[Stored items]
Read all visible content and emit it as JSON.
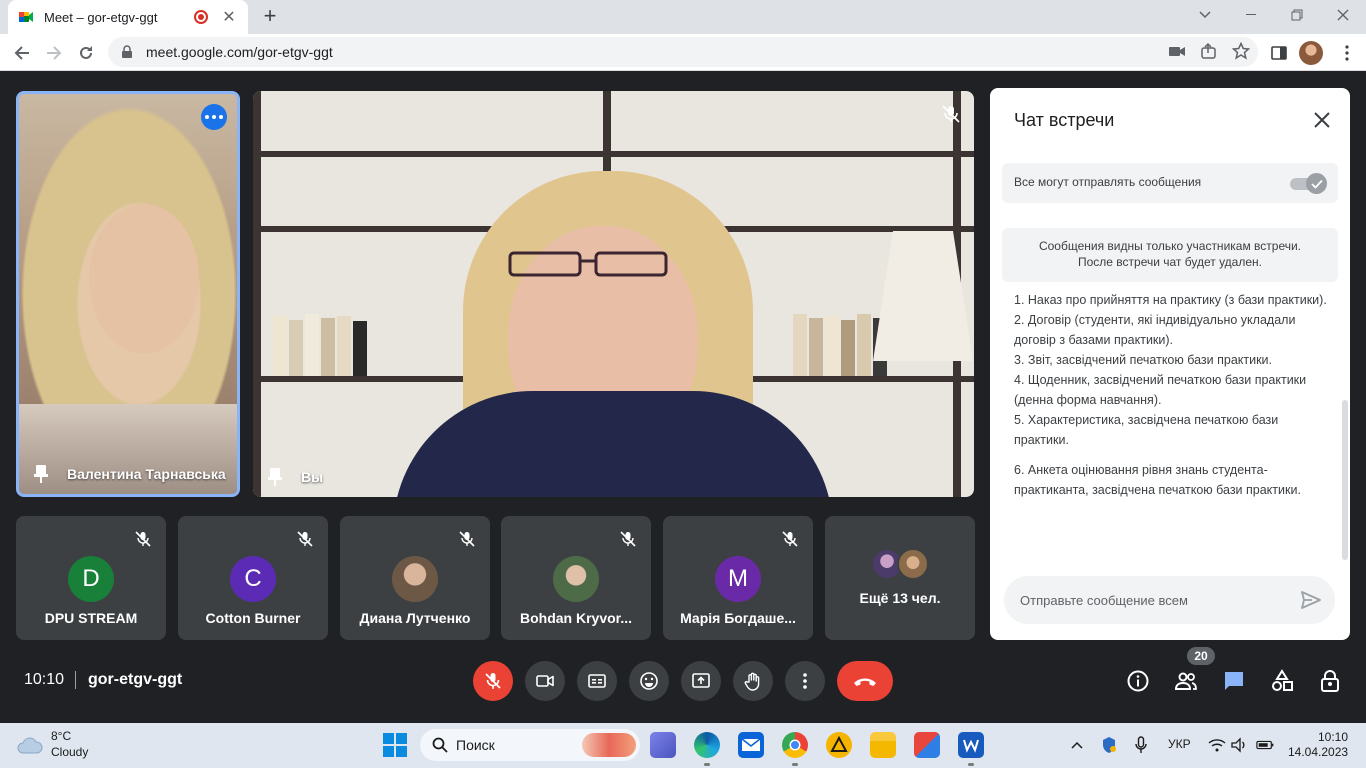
{
  "browser": {
    "tab_title": "Meet – gor-etgv-ggt",
    "url": "meet.google.com/gor-etgv-ggt"
  },
  "meeting": {
    "time": "10:10",
    "code": "gor-etgv-ggt",
    "participant_count": "20"
  },
  "tiles": {
    "speaker_name": "Валентина Тарнавська",
    "main_name": "Вы",
    "participants": [
      {
        "initial": "D",
        "name": "DPU STREAM",
        "color": "#188038"
      },
      {
        "initial": "C",
        "name": "Cotton Burner",
        "color": "#5b2bb5"
      },
      {
        "initial": "",
        "name": "Диана Лутченко",
        "color": ""
      },
      {
        "initial": "",
        "name": "Bohdan Kryvor...",
        "color": ""
      },
      {
        "initial": "M",
        "name": "Марія Богдаше...",
        "color": "#6a2aa8"
      }
    ],
    "more_label": "Ещё 13 чел."
  },
  "chat": {
    "title": "Чат встречи",
    "toggle_label": "Все могут отправлять сообщения",
    "info_line1": "Сообщения видны только участникам встречи.",
    "info_line2": "После встречи чат будет удален.",
    "messages": [
      "1.     Наказ про прийняття на практику (з бази практики).",
      "2.     Договір (студенти, які індивідуально укладали договір з базами практики).",
      "3.     Звіт, засвідчений печаткою бази практики.",
      "4.     Щоденник, засвідчений печаткою бази практики (денна форма навчання).",
      "5.     Характеристика, засвідчена печаткою бази практики.",
      "6.     Анкета оцінювання рівня знань студента-практиканта, засвідчена печаткою бази практики."
    ],
    "input_placeholder": "Отправьте сообщение всем"
  },
  "taskbar": {
    "temperature": "8°C",
    "weather": "Cloudy",
    "search_label": "Поиск",
    "language": "УКР",
    "time": "10:10",
    "date": "14.04.2023"
  },
  "colors": {
    "meet_bg": "#202124",
    "tile_bg": "#3c4043",
    "accent_blue": "#1a73e8",
    "active_border": "#8ab4f8",
    "danger_red": "#ea4335"
  }
}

SHORT TASK
Return all the entries word for word, but omit any pictures they contain.

THE RESULT
Read all visible content and emit it as JSON.
{
  "browser": {
    "tab_title": "Meet – gor-etgv-ggt",
    "url": "meet.google.com/gor-etgv-ggt"
  },
  "meeting": {
    "time": "10:10",
    "code": "gor-etgv-ggt",
    "participant_count": "20"
  },
  "tiles": {
    "speaker_name": "Валентина Тарнавська",
    "main_name": "Вы",
    "participants": [
      {
        "initial": "D",
        "name": "DPU STREAM",
        "color": "#188038"
      },
      {
        "initial": "C",
        "name": "Cotton Burner",
        "color": "#5b2bb5"
      },
      {
        "initial": "",
        "name": "Диана Лутченко",
        "color": ""
      },
      {
        "initial": "",
        "name": "Bohdan Kryvor...",
        "color": ""
      },
      {
        "initial": "M",
        "name": "Марія Богдаше...",
        "color": "#6a2aa8"
      }
    ],
    "more_label": "Ещё 13 чел."
  },
  "chat": {
    "title": "Чат встречи",
    "toggle_label": "Все могут отправлять сообщения",
    "info_line1": "Сообщения видны только участникам встречи.",
    "info_line2": "После встречи чат будет удален.",
    "messages": [
      "1.     Наказ про прийняття на практику (з бази практики).",
      "2.     Договір (студенти, які індивідуально укладали договір з базами практики).",
      "3.     Звіт, засвідчений печаткою бази практики.",
      "4.     Щоденник, засвідчений печаткою бази практики (денна форма навчання).",
      "5.     Характеристика, засвідчена печаткою бази практики.",
      "6.     Анкета оцінювання рівня знань студента-практиканта, засвідчена печаткою бази практики."
    ],
    "input_placeholder": "Отправьте сообщение всем"
  },
  "taskbar": {
    "temperature": "8°C",
    "weather": "Cloudy",
    "search_label": "Поиск",
    "language": "УКР",
    "time": "10:10",
    "date": "14.04.2023"
  },
  "colors": {
    "meet_bg": "#202124",
    "tile_bg": "#3c4043",
    "accent_blue": "#1a73e8",
    "active_border": "#8ab4f8",
    "danger_red": "#ea4335"
  }
}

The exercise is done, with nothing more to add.